Records shown ▸
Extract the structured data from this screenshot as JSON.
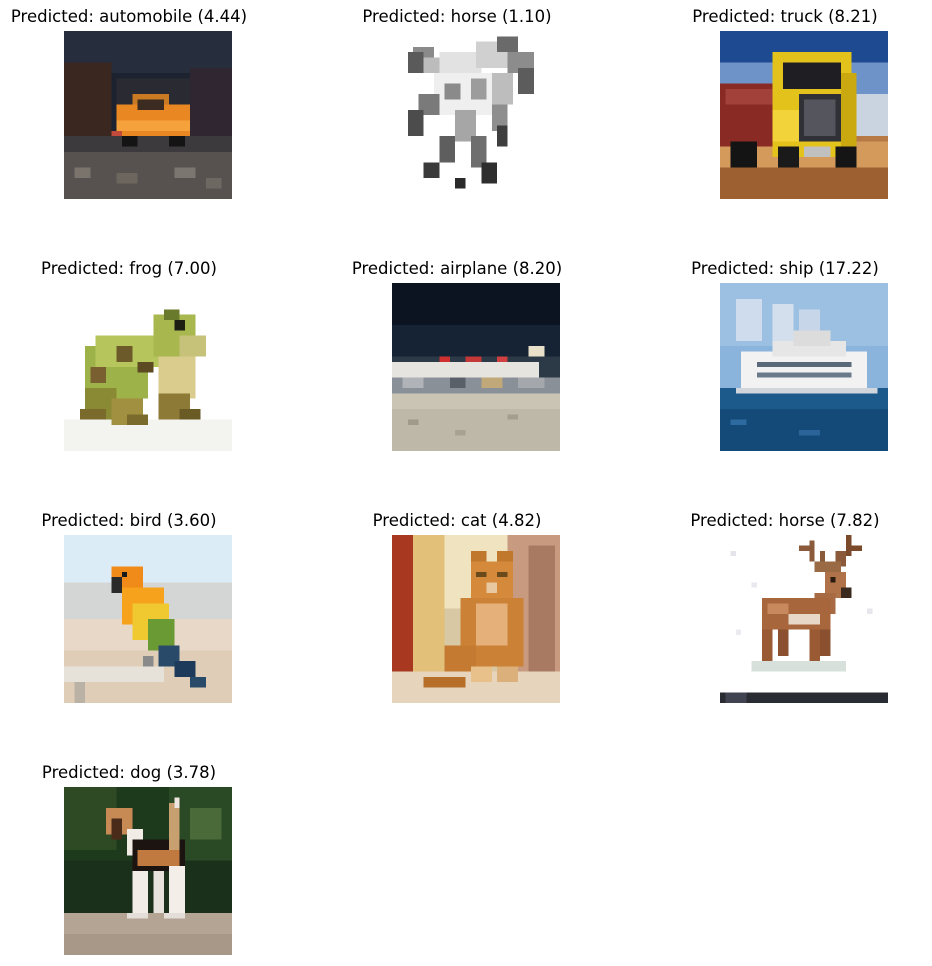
{
  "figure": {
    "panels": [
      {
        "title": "Predicted: automobile (4.44)",
        "subject": "orange car at night",
        "predicted_label": "automobile",
        "score": 4.44
      },
      {
        "title": "Predicted: horse (1.10)",
        "subject": "sketch of running horse",
        "predicted_label": "horse",
        "score": 1.1
      },
      {
        "title": "Predicted: truck (8.21)",
        "subject": "yellow semi truck",
        "predicted_label": "truck",
        "score": 8.21
      },
      {
        "title": "Predicted: frog (7.00)",
        "subject": "green frog",
        "predicted_label": "frog",
        "score": 7.0
      },
      {
        "title": "Predicted: airplane (8.20)",
        "subject": "airport terminal at night",
        "predicted_label": "airplane",
        "score": 8.2
      },
      {
        "title": "Predicted: ship (17.22)",
        "subject": "white cruise ship",
        "predicted_label": "ship",
        "score": 17.22
      },
      {
        "title": "Predicted: bird (3.60)",
        "subject": "orange parrot on perch",
        "predicted_label": "bird",
        "score": 3.6
      },
      {
        "title": "Predicted: cat (4.82)",
        "subject": "orange tabby cat",
        "predicted_label": "cat",
        "score": 4.82
      },
      {
        "title": "Predicted: horse (7.82)",
        "subject": "deer with antlers",
        "predicted_label": "horse",
        "score": 7.82
      },
      {
        "title": "Predicted: dog (3.78)",
        "subject": "beagle dog",
        "predicted_label": "dog",
        "score": 3.78
      }
    ]
  }
}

Description of the task ▸
Determine how many lines in the data above contain the string "automobile". Give nothing except the number.

Complete response ▸
2